### Exercise details
Find each line containing the string "Doct" and return it.

### Supplied data
Start
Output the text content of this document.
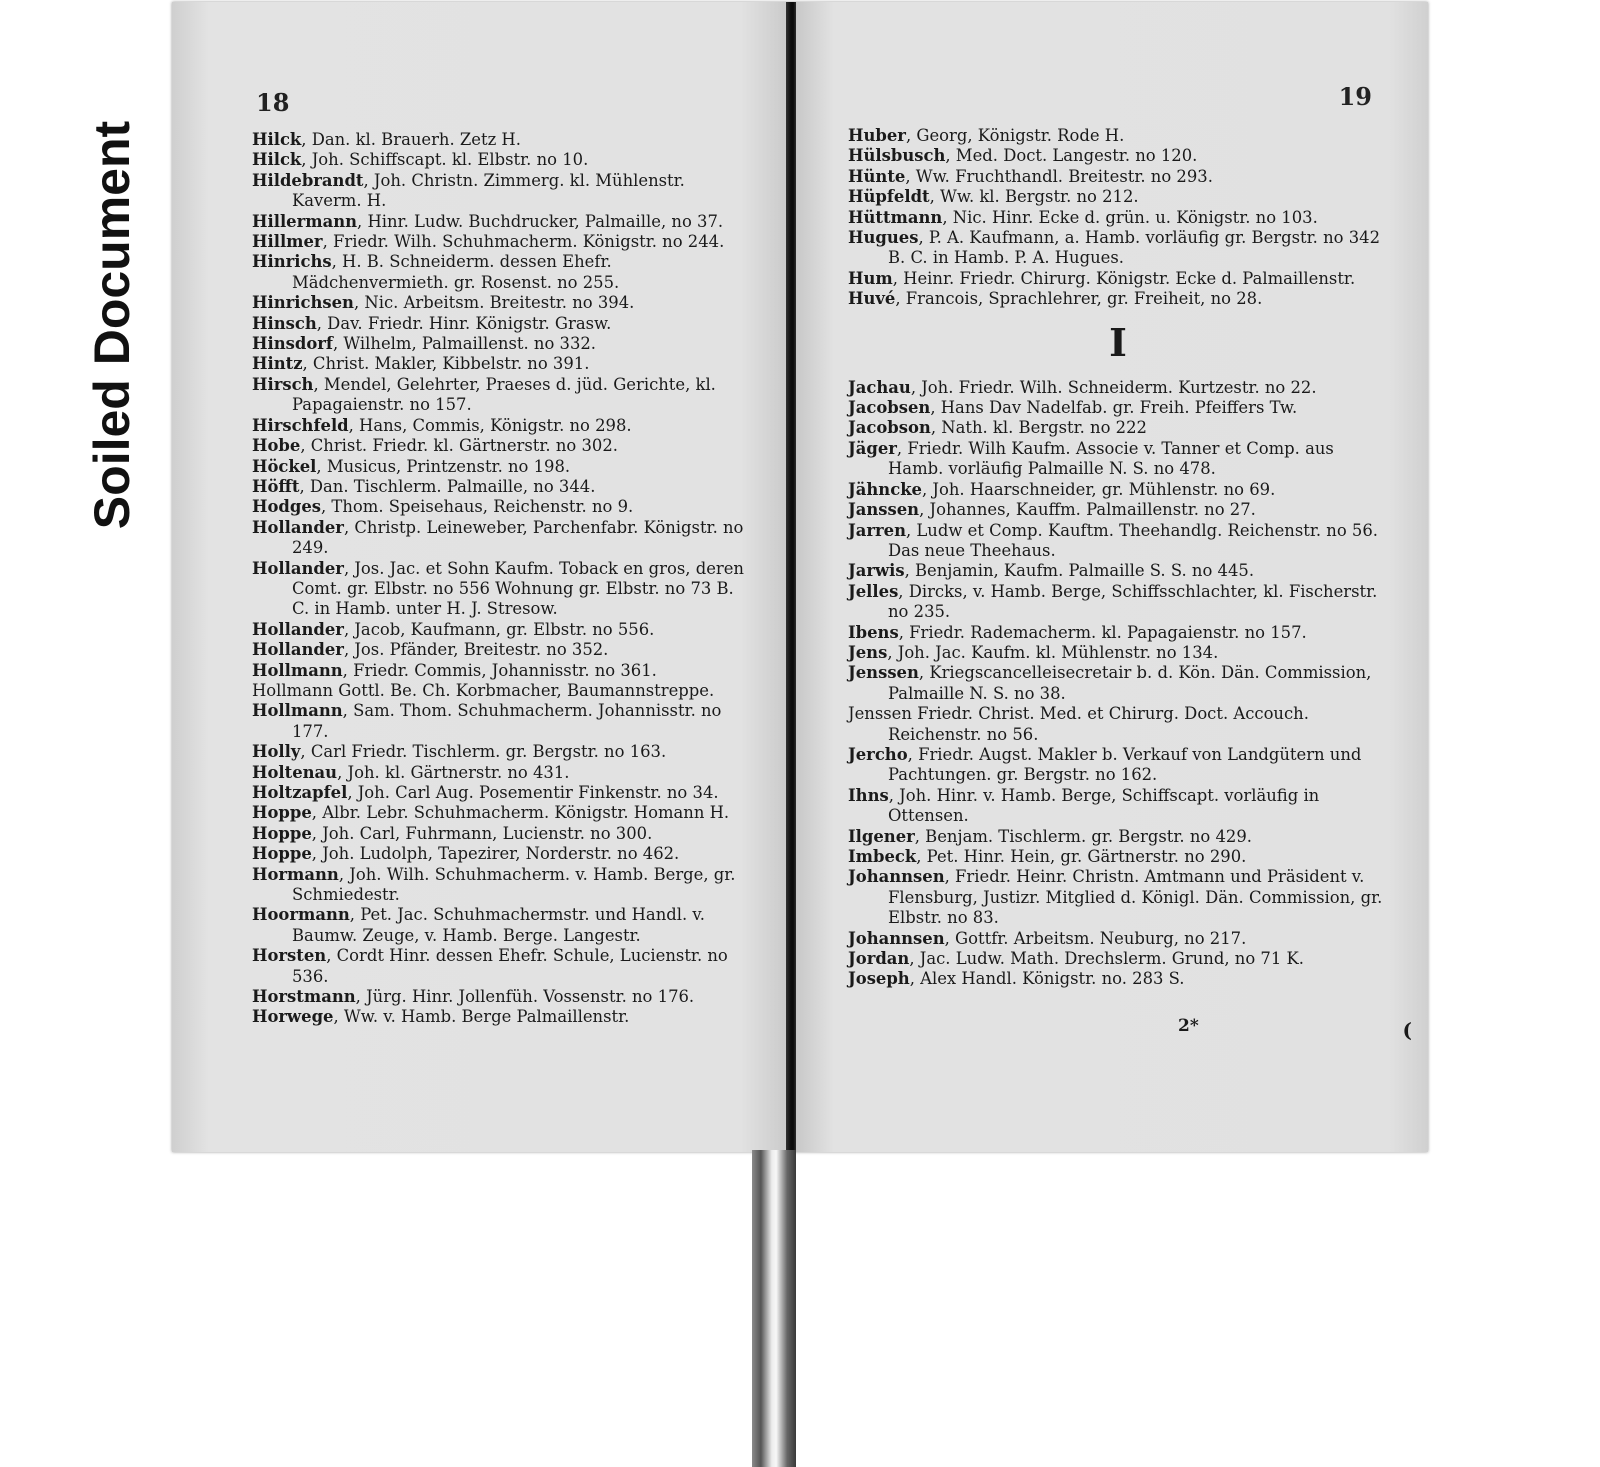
Soiled Document
18
Hilck, Dan. kl. Brauerh. Zetz H.
Hilck, Joh. Schiffscapt. kl. Elbstr. no 10.
Hildebrandt, Joh. Christn. Zimmerg. kl. Mühlenstr. Kaverm. H.
Hillermann, Hinr. Ludw. Buchdrucker, Palmaille, no 37.
Hillmer, Friedr. Wilh. Schuhmacherm. Königstr. no 244.
Hinrichs, H. B. Schneiderm. dessen Ehefr. Mädchenvermieth. gr. Rosenst. no 255.
Hinrichsen, Nic. Arbeitsm. Breitestr. no 394.
Hinsch, Dav. Friedr. Hinr. Königstr. Grasw.
Hinsdorf, Wilhelm, Palmaillenst. no 332.
Hintz, Christ. Makler, Kibbelstr. no 391.
Hirsch, Mendel, Gelehrter, Praeses d. jüd. Gerichte, kl. Papagaienstr. no 157.
Hirschfeld, Hans, Commis, Königstr. no 298.
Hobe, Christ. Friedr. kl. Gärtnerstr. no 302.
Höckel, Musicus, Printzenstr. no 198.
Höfft, Dan. Tischlerm. Palmaille, no 344.
Hodges, Thom. Speisehaus, Reichenstr. no 9.
Hollander, Christp. Leineweber, Parchenfabr. Königstr. no 249.
Hollander, Jos. Jac. et Sohn Kaufm. Toback en gros, deren Comt. gr. Elbstr. no 556 Wohnung gr. Elbstr. no 73 B. C. in Hamb. unter H. J. Stresow.
Hollander, Jacob, Kaufmann, gr. Elbstr. no 556.
Hollander, Jos. Pfänder, Breitestr. no 352.
Hollmann, Friedr. Commis, Johannisstr. no 361.
Hollmann Gottl. Be. Ch. Korbmacher, Baumannstreppe.
Hollmann, Sam. Thom. Schuhmacherm. Johannisstr. no 177.
Holly, Carl Friedr. Tischlerm. gr. Bergstr. no 163.
Holtenau, Joh. kl. Gärtnerstr. no 431.
Holtzapfel, Joh. Carl Aug. Posementir Finkenstr. no 34.
Hoppe, Albr. Lebr. Schuhmacherm. Königstr. Homann H.
Hoppe, Joh. Carl, Fuhrmann, Lucienstr. no 300.
Hoppe, Joh. Ludolph, Tapezirer, Norderstr. no 462.
Hormann, Joh. Wilh. Schuhmacherm. v. Hamb. Berge, gr. Schmiedestr.
Hoormann, Pet. Jac. Schuhmachermstr. und Handl. v. Baumw. Zeuge, v. Hamb. Berge. Langestr.
Horsten, Cordt Hinr. dessen Ehefr. Schule, Lucienstr. no 536.
Horstmann, Jürg. Hinr. Jollenfüh. Vossenstr. no 176.
Horwege, Ww. v. Hamb. Berge Palmaillenstr.
19
Huber, Georg, Königstr. Rode H.
Hülsbusch, Med. Doct. Langestr. no 120.
Hünte, Ww. Fruchthandl. Breitestr. no 293.
Hüpfeldt, Ww. kl. Bergstr. no 212.
Hüttmann, Nic. Hinr. Ecke d. grün. u. Königstr. no 103.
Hugues, P. A. Kaufmann, a. Hamb. vorläufig gr. Bergstr. no 342 B. C. in Hamb. P. A. Hugues.
Hum, Heinr. Friedr. Chirurg. Königstr. Ecke d. Palmaillenstr.
Huvé, Francois, Sprachlehrer, gr. Freiheit, no 28.
I
Jachau, Joh. Friedr. Wilh. Schneiderm. Kurtzestr. no 22.
Jacobsen, Hans Dav Nadelfab. gr. Freih. Pfeiffers Tw.
Jacobson, Nath. kl. Bergstr. no 222
Jäger, Friedr. Wilh Kaufm. Associe v. Tanner et Comp. aus Hamb. vorläufig Palmaille N. S. no 478.
Jähncke, Joh. Haarschneider, gr. Mühlenstr. no 69.
Janssen, Johannes, Kauffm. Palmaillenstr. no 27.
Jarren, Ludw et Comp. Kauftm. Theehandlg. Reichenstr. no 56. Das neue Theehaus.
Jarwis, Benjamin, Kaufm. Palmaille S. S. no 445.
Jelles, Dircks, v. Hamb. Berge, Schiffsschlachter, kl. Fischerstr. no 235.
Ibens, Friedr. Rademacherm. kl. Papagaienstr. no 157.
Jens, Joh. Jac. Kaufm. kl. Mühlenstr. no 134.
Jenssen, Kriegscancelleisecretair b. d. Kön. Dän. Commission, Palmaille N. S. no 38.
Jenssen Friedr. Christ. Med. et Chirurg. Doct. Accouch. Reichenstr. no 56.
Jercho, Friedr. Augst. Makler b. Verkauf von Landgütern und Pachtungen. gr. Bergstr. no 162.
Ihns, Joh. Hinr. v. Hamb. Berge, Schiffscapt. vorläufig in Ottensen.
Ilgener, Benjam. Tischlerm. gr. Bergstr. no 429.
Imbeck, Pet. Hinr. Hein, gr. Gärtnerstr. no 290.
Johannsen, Friedr. Heinr. Christn. Amtmann und Präsident v. Flensburg, Justizr. Mitglied d. Königl. Dän. Commission, gr. Elbstr. no 83.
Johannsen, Gottfr. Arbeitsm. Neuburg, no 217.
Jordan, Jac. Ludw. Math. Drechslerm. Grund, no 71 K.
Joseph, Alex Handl. Königstr. no. 283 S.
2*	(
End
### Correct output
Hülsbusch, Med. Doct. Langestr. no 120.
Jenssen Friedr. Christ. Med. et Chirurg. Doct. Accouch. Reichenstr. no 56.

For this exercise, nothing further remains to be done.